» REQUEST:
Extract every line of the material that holds the string "name".

» LISTING:
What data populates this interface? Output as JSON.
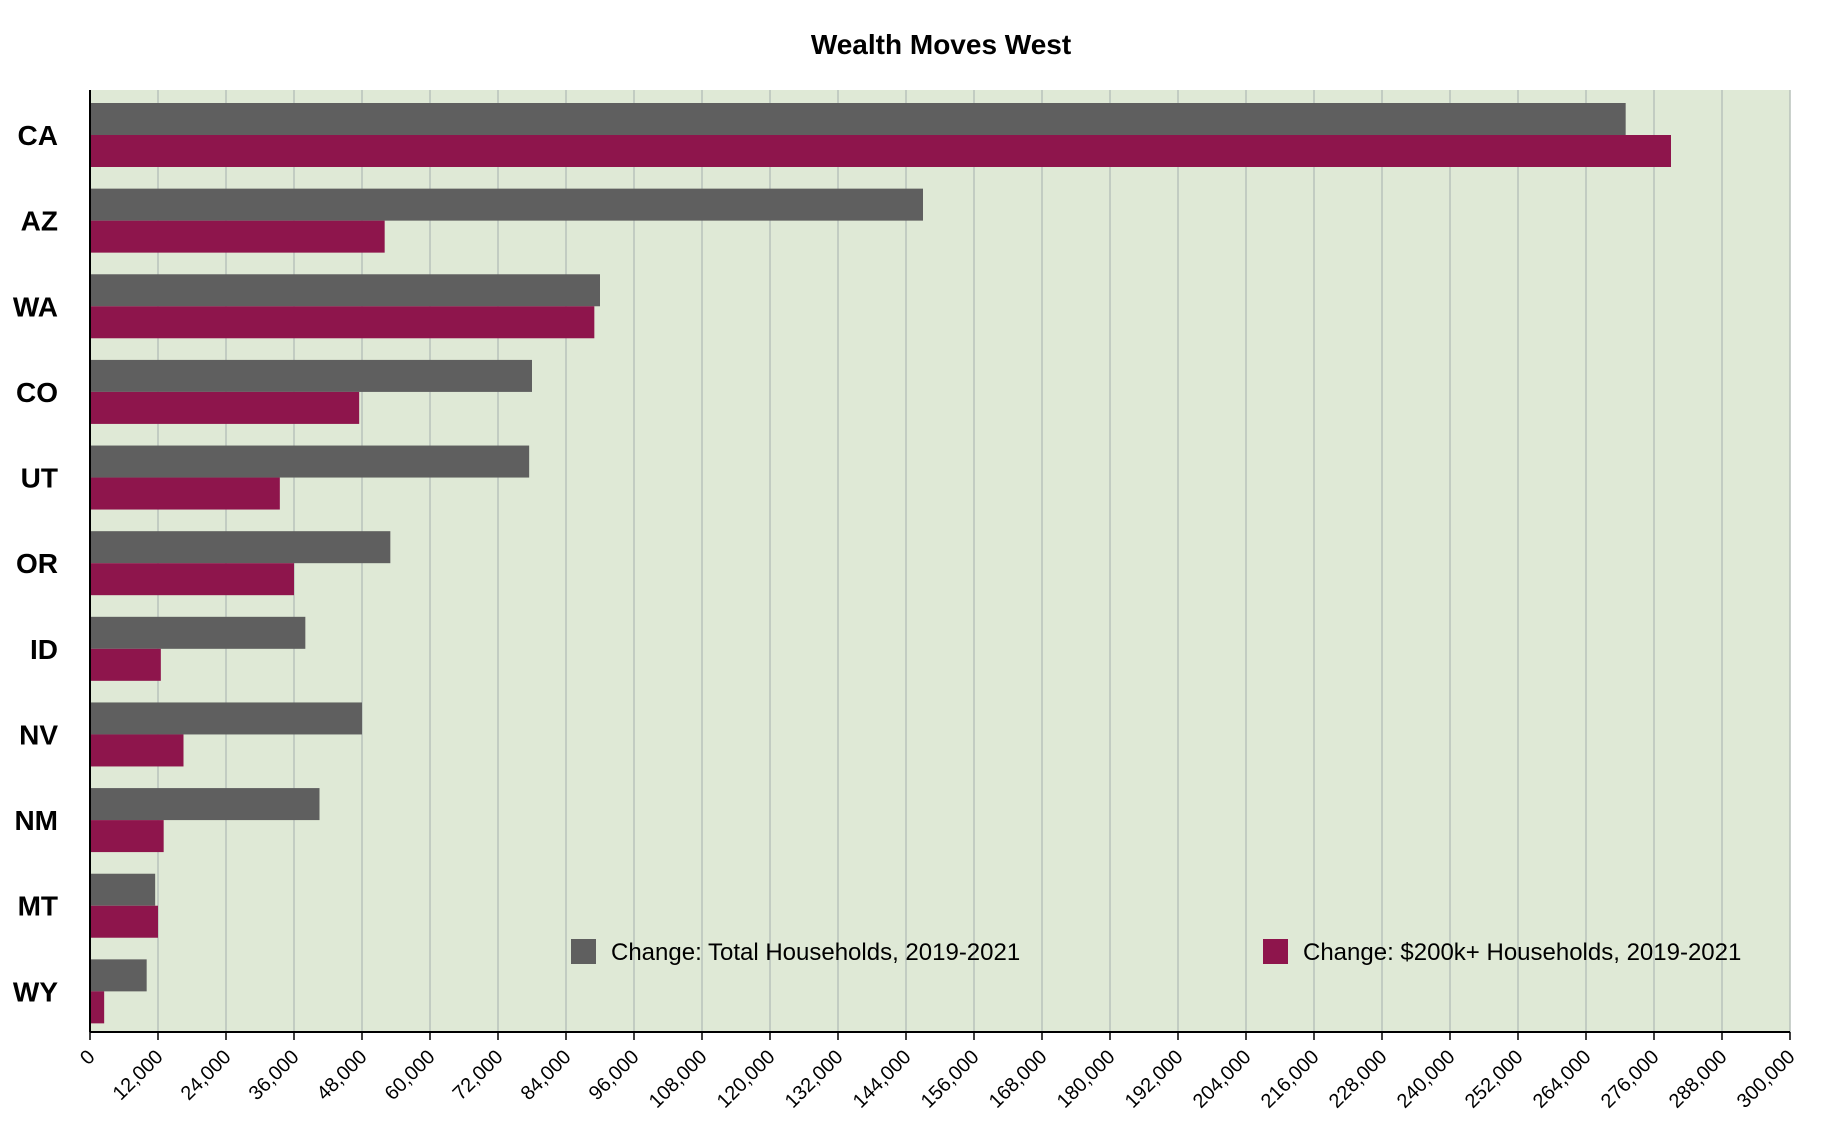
{
  "chart_data": {
    "type": "bar",
    "orientation": "horizontal",
    "title": "Wealth Moves West",
    "xlabel": "",
    "ylabel": "",
    "xlim": [
      0,
      300000
    ],
    "xtick_step": 12000,
    "x_ticks": [
      "0",
      "12,000",
      "24,000",
      "36,000",
      "48,000",
      "60,000",
      "72,000",
      "84,000",
      "96,000",
      "108,000",
      "120,000",
      "132,000",
      "144,000",
      "156,000",
      "168,000",
      "180,000",
      "192,000",
      "204,000",
      "216,000",
      "228,000",
      "240,000",
      "252,000",
      "264,000",
      "276,000",
      "288,000",
      "300,000"
    ],
    "categories": [
      "CA",
      "AZ",
      "WA",
      "CO",
      "UT",
      "OR",
      "ID",
      "NV",
      "NM",
      "MT",
      "WY"
    ],
    "series": [
      {
        "name": "Change: Total Households, 2019-2021",
        "color": "#5f5f5f",
        "values": [
          271000,
          147000,
          90000,
          78000,
          77500,
          53000,
          38000,
          48000,
          40500,
          11500,
          10000
        ]
      },
      {
        "name": "Change: $200k+ Households, 2019-2021",
        "color": "#8e154c",
        "values": [
          279000,
          52000,
          89000,
          47500,
          33500,
          36000,
          12500,
          16500,
          13000,
          12000,
          2500
        ]
      }
    ],
    "grid": "vertical",
    "plot_background": "#dfe9d6",
    "gridline_color": "#b9c2bb",
    "legend_position": "bottom-right"
  }
}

» EXERCISE RESULT:
        "name": "Change: Total Households, 2019-2021",
        "name": "Change: $200k+ Households, 2019-2021",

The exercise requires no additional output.